## INSTRUCTION
Find the string "icon" and gather every line that holds it.

## DATASET EXCERPTS

▼

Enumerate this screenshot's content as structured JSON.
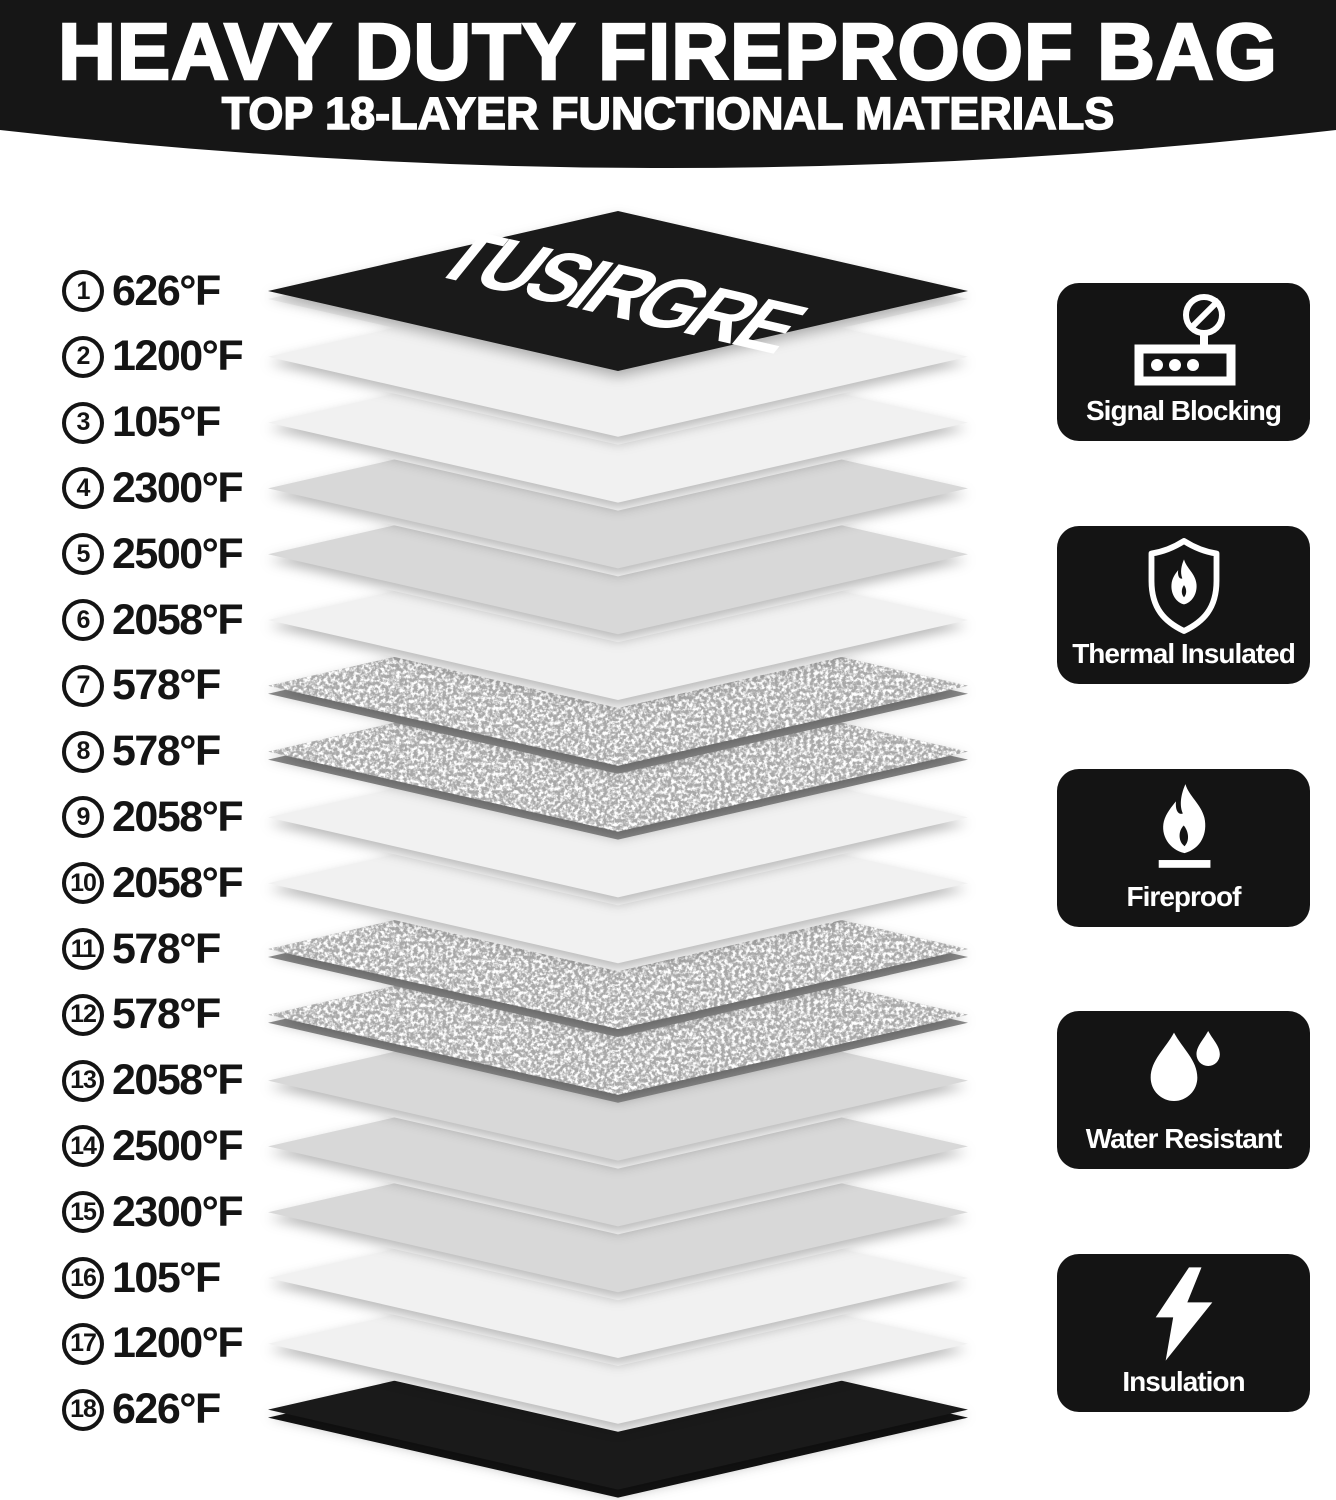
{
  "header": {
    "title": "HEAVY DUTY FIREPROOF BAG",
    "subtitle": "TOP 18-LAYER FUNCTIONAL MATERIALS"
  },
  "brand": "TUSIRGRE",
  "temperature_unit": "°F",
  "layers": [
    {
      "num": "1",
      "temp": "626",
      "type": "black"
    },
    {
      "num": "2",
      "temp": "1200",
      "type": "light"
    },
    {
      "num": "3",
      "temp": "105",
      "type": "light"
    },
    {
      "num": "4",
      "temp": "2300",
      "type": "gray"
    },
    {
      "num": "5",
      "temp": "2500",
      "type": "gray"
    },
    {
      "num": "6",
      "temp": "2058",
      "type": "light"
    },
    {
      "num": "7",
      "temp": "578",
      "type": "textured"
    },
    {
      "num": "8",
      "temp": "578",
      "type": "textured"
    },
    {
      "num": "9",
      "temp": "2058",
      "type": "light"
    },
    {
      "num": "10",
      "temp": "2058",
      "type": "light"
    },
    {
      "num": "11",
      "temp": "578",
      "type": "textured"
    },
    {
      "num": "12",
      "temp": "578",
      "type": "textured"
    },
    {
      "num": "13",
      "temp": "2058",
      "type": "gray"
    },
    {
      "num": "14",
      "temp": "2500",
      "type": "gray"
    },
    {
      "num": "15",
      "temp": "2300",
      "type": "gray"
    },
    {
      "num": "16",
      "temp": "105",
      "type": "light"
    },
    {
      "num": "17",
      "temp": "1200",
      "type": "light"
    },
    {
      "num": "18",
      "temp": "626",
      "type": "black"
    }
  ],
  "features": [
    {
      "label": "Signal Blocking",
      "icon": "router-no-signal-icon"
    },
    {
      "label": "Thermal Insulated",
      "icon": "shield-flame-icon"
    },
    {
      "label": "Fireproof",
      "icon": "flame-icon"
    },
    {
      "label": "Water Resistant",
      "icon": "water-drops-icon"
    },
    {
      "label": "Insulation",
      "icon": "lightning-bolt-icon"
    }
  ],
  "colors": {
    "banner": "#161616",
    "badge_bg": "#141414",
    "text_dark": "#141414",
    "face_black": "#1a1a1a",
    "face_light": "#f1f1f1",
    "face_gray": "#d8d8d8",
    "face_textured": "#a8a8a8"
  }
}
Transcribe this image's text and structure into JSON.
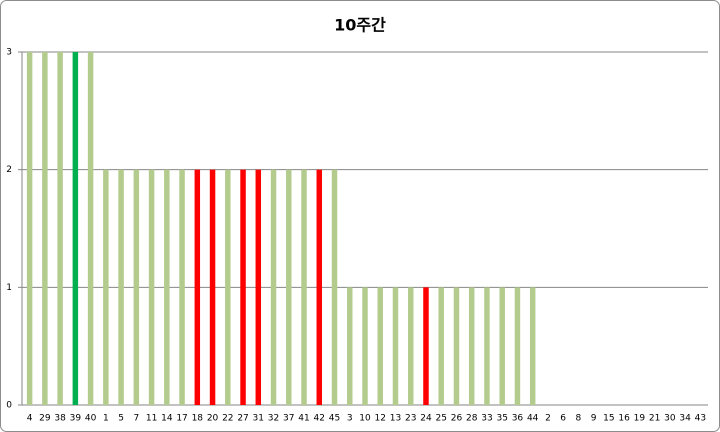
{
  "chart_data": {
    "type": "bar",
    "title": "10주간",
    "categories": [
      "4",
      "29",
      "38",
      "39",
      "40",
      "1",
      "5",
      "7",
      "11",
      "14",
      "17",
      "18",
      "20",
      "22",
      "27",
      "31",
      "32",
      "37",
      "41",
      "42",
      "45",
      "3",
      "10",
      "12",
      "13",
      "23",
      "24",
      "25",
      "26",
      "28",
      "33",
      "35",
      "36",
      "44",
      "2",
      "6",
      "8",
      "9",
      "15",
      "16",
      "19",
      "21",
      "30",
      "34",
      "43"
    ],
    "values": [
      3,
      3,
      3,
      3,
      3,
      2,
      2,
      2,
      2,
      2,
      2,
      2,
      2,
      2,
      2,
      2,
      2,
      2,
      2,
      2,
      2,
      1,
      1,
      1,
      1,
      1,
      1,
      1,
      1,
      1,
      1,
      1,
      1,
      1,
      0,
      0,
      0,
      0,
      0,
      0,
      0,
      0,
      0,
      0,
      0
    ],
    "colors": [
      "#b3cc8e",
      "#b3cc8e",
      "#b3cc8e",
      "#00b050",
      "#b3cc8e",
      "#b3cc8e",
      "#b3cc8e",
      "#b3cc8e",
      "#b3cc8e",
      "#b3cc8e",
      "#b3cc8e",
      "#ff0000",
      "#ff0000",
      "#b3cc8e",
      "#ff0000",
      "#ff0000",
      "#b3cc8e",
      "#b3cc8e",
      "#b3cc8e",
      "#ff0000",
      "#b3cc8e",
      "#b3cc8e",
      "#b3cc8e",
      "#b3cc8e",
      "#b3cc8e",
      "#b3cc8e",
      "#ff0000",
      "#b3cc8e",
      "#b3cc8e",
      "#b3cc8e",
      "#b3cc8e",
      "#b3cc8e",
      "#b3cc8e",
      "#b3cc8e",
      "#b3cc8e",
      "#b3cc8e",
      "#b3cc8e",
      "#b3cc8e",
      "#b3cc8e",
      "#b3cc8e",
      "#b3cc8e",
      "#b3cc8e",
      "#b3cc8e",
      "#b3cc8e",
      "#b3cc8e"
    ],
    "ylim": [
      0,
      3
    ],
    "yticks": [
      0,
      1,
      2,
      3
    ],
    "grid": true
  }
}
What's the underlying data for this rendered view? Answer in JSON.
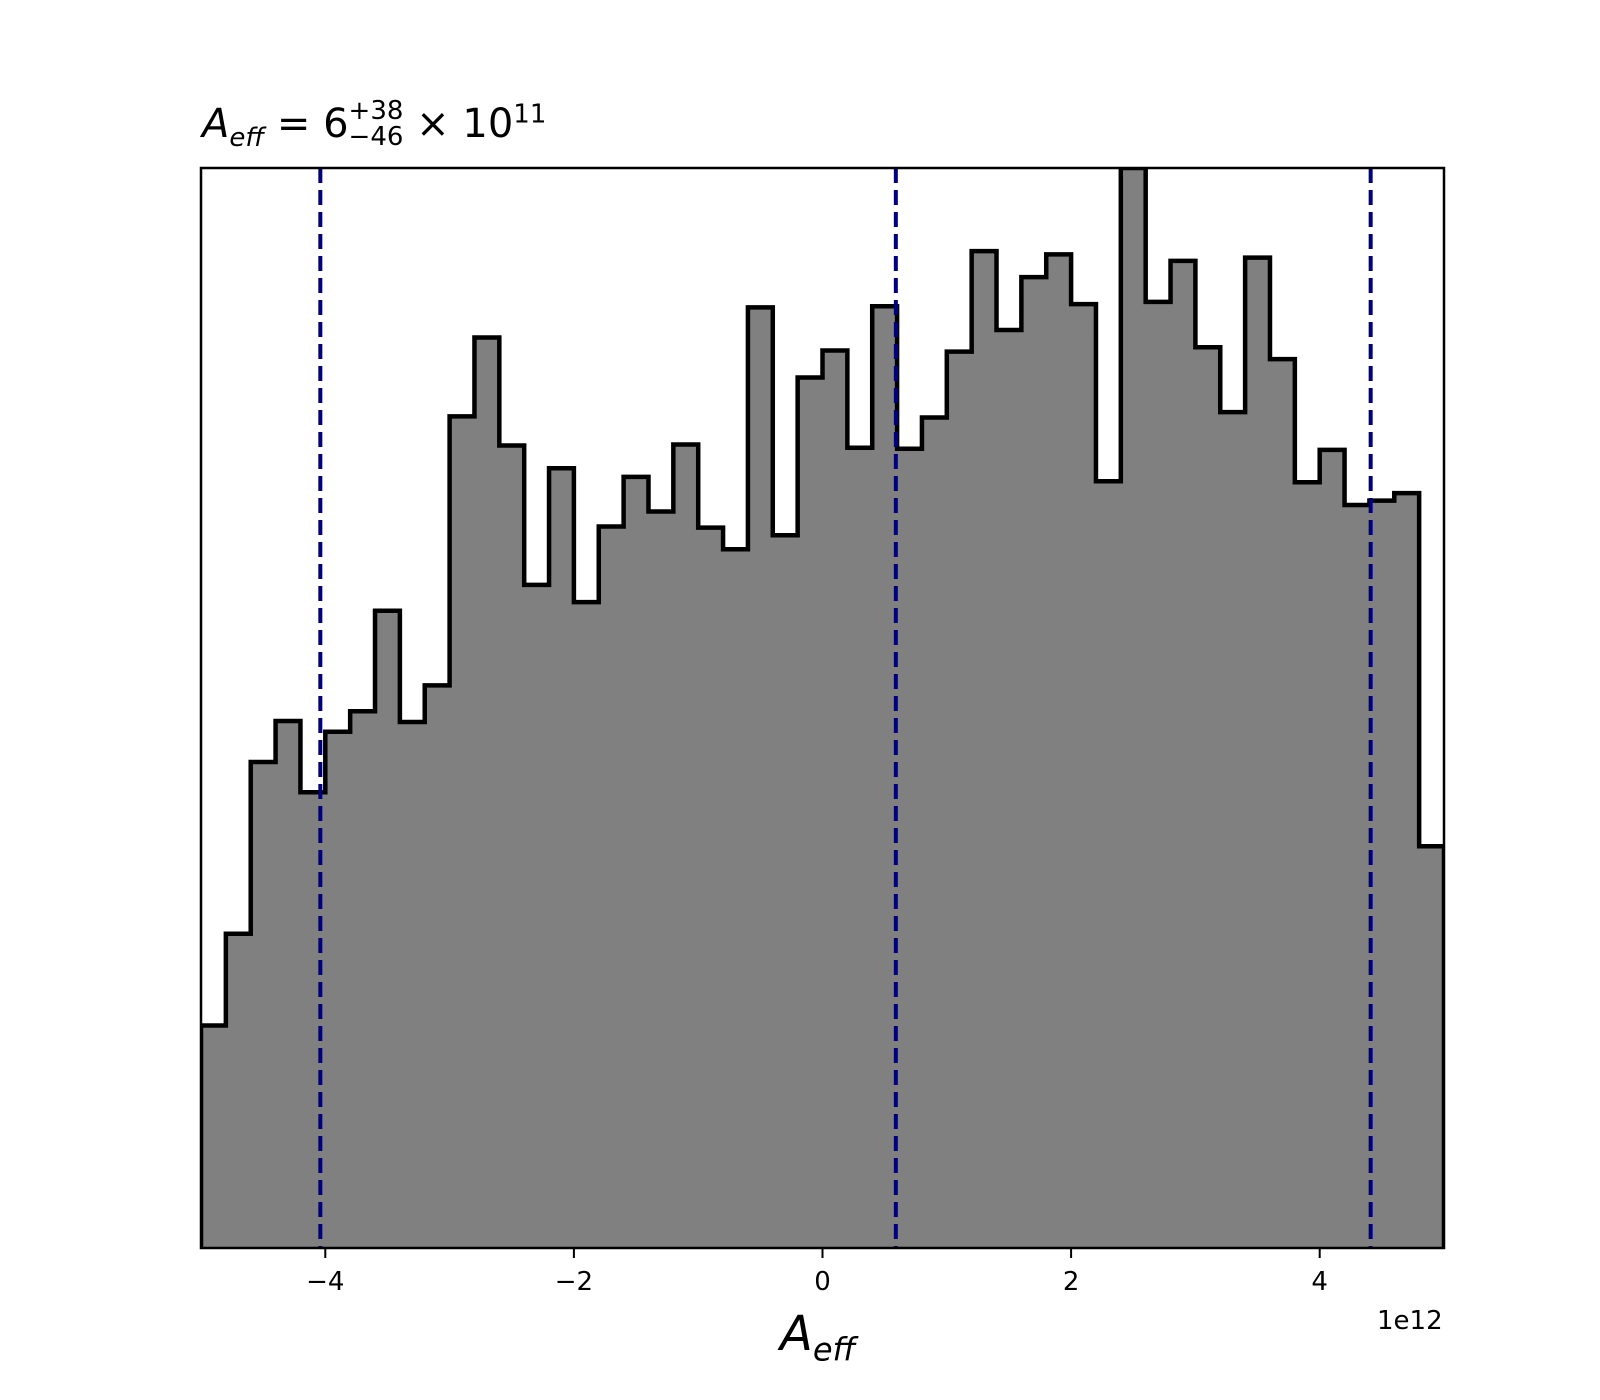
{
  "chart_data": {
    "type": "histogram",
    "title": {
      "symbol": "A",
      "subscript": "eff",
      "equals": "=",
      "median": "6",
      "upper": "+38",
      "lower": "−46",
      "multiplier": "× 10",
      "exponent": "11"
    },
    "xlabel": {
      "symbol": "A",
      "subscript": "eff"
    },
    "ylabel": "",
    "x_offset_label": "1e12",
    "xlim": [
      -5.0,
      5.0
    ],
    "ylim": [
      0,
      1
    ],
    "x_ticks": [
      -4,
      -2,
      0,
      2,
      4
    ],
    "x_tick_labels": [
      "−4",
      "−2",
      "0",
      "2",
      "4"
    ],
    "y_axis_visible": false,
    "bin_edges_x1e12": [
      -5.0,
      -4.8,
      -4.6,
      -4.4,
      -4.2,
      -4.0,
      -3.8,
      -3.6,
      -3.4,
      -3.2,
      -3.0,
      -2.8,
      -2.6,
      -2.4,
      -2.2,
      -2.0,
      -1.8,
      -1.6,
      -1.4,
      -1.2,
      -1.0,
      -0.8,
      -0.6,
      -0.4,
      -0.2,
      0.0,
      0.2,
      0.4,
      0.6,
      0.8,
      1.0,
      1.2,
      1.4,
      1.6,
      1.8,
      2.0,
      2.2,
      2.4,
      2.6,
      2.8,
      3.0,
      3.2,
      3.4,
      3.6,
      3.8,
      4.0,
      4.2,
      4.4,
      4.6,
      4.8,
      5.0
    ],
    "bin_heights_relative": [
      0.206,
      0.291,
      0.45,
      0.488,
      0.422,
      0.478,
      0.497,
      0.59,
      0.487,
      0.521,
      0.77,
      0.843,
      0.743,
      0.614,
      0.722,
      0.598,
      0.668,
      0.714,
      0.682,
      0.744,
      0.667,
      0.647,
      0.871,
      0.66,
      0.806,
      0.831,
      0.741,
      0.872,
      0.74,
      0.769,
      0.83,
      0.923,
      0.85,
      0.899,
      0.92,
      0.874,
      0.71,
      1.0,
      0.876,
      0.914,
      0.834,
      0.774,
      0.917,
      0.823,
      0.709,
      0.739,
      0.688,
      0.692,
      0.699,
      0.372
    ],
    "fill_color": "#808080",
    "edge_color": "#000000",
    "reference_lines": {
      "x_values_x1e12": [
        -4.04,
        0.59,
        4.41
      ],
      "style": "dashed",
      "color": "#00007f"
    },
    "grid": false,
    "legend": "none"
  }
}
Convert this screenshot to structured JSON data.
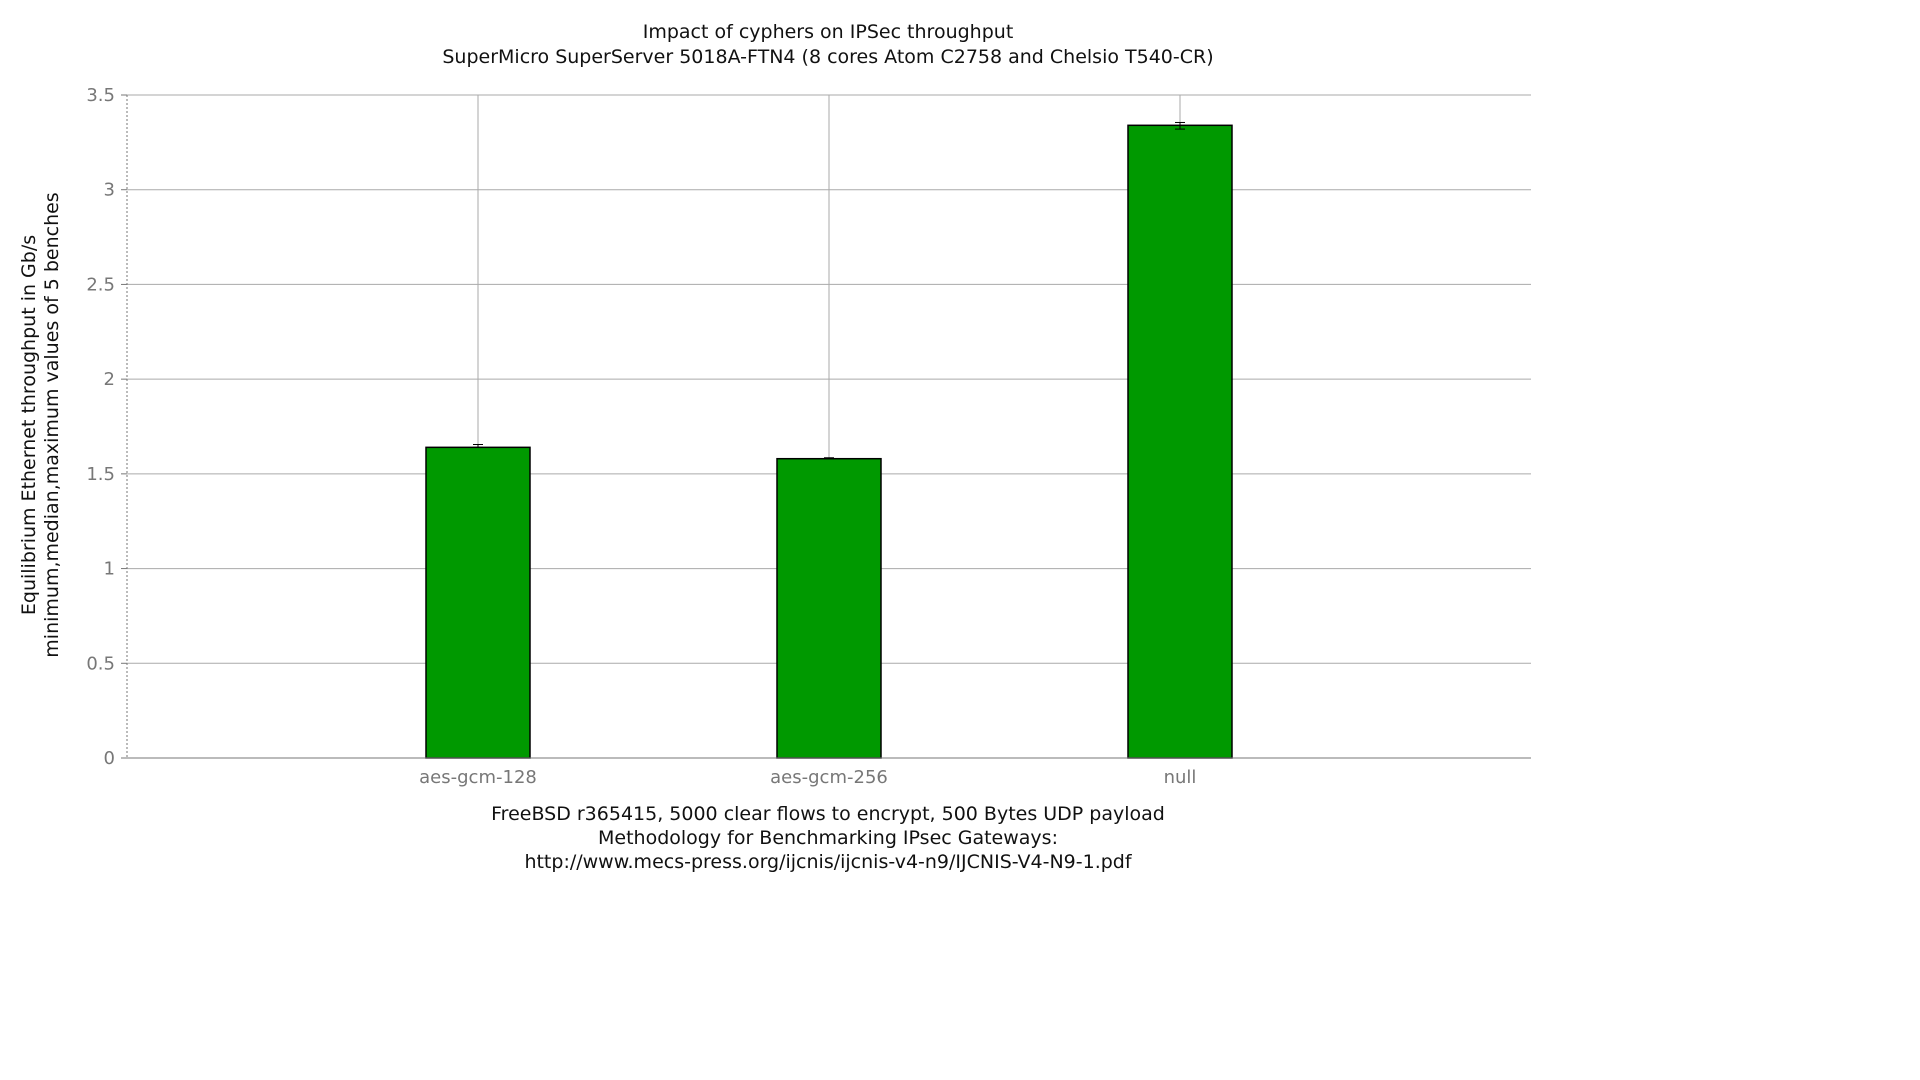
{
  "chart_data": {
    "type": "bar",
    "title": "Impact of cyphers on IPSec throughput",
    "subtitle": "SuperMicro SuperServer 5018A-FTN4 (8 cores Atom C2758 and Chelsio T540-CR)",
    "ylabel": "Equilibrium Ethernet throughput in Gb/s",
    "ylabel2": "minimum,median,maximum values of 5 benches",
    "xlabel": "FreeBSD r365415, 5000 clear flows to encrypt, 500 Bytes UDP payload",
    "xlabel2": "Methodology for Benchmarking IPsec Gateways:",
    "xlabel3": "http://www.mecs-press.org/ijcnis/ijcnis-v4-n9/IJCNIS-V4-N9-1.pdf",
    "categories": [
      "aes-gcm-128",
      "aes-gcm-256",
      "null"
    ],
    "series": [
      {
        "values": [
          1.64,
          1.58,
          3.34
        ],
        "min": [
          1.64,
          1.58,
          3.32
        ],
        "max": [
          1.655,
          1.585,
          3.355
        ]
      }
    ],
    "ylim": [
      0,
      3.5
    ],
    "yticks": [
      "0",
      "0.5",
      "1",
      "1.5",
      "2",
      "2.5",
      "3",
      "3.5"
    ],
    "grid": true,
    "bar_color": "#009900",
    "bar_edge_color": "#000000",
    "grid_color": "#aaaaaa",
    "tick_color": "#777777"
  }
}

▲

## THE OUTPUT
      "icon": "router-no-signal-icon"
      "icon": "shield-flame-icon"
      "icon": "flame-icon"
      "icon": "water-drops-icon"
      "icon": "lightning-bolt-icon"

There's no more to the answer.